WORK TO DO
Reply with one number: the count of lines in the listing that contain the string "ПродажаТовара".

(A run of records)

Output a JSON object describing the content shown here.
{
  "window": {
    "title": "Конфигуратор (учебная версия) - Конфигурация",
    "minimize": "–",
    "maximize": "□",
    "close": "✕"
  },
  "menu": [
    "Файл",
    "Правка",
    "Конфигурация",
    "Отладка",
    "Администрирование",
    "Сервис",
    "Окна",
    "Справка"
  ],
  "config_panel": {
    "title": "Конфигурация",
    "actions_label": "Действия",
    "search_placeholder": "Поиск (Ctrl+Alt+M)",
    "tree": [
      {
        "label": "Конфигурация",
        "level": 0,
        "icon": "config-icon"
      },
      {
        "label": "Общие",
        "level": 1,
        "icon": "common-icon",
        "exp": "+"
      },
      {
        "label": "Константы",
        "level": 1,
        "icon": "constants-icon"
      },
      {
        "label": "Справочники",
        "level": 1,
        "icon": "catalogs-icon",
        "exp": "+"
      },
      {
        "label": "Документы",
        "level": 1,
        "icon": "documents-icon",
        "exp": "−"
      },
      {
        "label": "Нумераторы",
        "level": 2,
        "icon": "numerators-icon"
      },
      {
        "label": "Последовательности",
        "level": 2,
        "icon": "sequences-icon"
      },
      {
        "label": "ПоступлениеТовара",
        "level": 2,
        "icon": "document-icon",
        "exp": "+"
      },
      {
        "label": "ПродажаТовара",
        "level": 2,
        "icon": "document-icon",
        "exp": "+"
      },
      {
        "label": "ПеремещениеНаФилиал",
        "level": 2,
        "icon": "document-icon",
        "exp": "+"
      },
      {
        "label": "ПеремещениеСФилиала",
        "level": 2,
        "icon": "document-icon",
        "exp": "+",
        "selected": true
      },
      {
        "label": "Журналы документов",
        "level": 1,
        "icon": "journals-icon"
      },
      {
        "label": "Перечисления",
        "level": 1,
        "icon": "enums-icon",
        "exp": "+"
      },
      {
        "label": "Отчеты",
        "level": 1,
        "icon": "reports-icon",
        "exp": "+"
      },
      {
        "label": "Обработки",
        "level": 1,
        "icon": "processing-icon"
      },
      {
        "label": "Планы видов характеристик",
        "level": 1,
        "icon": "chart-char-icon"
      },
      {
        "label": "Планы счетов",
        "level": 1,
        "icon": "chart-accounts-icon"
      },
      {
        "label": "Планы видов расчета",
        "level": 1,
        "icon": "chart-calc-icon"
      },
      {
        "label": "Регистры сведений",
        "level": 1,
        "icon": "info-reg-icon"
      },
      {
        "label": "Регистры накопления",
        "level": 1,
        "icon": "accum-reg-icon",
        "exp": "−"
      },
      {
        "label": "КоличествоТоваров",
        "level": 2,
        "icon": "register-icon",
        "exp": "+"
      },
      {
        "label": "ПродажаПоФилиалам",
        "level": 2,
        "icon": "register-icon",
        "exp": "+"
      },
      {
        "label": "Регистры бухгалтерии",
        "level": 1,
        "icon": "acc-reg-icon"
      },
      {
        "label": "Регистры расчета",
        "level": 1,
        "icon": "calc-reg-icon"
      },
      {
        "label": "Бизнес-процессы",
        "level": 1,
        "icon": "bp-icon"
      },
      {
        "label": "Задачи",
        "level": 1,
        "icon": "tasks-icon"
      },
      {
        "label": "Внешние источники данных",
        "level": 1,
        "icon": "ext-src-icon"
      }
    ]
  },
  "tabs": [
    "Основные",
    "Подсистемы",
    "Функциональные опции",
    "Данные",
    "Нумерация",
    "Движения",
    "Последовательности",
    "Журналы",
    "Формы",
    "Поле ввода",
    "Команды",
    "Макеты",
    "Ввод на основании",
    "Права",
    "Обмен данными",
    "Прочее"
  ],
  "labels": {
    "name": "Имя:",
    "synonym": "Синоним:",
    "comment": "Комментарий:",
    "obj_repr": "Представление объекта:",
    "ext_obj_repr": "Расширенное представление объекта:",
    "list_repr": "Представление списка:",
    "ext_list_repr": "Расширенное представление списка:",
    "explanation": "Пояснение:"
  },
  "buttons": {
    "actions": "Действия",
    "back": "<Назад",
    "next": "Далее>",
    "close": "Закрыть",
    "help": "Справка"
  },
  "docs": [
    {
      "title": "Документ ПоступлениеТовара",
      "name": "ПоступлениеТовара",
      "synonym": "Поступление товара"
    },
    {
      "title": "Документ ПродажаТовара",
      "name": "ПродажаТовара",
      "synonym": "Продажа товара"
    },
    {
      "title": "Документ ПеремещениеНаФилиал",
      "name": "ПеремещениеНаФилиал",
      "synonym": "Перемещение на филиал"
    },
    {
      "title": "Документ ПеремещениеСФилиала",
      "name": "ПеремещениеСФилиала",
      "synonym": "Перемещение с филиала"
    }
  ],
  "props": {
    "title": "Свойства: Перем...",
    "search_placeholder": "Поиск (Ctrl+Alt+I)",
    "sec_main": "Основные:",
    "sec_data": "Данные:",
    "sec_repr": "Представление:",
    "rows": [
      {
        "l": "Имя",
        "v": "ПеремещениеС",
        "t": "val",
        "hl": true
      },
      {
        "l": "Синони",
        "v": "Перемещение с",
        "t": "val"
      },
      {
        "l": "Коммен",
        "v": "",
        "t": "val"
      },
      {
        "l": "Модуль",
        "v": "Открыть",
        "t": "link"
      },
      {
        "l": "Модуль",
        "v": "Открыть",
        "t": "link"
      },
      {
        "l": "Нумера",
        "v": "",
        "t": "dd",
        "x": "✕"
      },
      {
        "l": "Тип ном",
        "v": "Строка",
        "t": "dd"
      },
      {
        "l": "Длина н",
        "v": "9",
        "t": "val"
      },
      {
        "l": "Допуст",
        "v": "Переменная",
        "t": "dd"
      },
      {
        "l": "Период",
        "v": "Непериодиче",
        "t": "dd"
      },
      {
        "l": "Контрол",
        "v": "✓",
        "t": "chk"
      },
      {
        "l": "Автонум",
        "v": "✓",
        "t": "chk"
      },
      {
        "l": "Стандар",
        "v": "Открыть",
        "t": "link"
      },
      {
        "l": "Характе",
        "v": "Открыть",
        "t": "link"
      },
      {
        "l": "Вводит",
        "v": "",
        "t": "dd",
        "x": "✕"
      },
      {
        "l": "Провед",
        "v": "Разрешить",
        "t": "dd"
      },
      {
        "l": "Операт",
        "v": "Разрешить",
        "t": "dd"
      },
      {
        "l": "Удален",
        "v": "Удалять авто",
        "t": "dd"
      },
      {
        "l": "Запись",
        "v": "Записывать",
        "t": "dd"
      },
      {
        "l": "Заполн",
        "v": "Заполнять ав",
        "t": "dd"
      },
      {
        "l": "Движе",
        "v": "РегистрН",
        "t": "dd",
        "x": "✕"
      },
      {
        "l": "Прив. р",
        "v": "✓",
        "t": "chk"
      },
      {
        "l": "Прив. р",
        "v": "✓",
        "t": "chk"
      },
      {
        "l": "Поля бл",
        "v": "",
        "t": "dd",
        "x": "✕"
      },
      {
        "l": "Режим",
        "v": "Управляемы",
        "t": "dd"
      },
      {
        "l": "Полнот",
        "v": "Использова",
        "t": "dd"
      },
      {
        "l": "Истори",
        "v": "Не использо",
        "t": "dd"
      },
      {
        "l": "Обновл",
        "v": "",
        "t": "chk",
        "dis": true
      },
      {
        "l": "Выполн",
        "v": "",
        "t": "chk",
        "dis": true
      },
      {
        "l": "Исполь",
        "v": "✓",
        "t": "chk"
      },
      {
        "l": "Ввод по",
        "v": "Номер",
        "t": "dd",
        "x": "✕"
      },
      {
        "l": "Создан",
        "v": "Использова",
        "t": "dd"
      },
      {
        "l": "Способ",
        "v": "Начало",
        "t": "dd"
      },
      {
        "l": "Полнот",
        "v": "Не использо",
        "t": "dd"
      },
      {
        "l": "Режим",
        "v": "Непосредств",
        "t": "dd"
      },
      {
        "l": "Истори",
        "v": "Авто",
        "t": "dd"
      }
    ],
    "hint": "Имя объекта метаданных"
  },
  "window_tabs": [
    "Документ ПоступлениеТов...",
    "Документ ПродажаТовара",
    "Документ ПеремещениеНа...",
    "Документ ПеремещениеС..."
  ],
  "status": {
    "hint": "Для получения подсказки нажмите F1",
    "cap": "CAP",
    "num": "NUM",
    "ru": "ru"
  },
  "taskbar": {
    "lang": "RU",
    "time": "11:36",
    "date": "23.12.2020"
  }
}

RESULT
4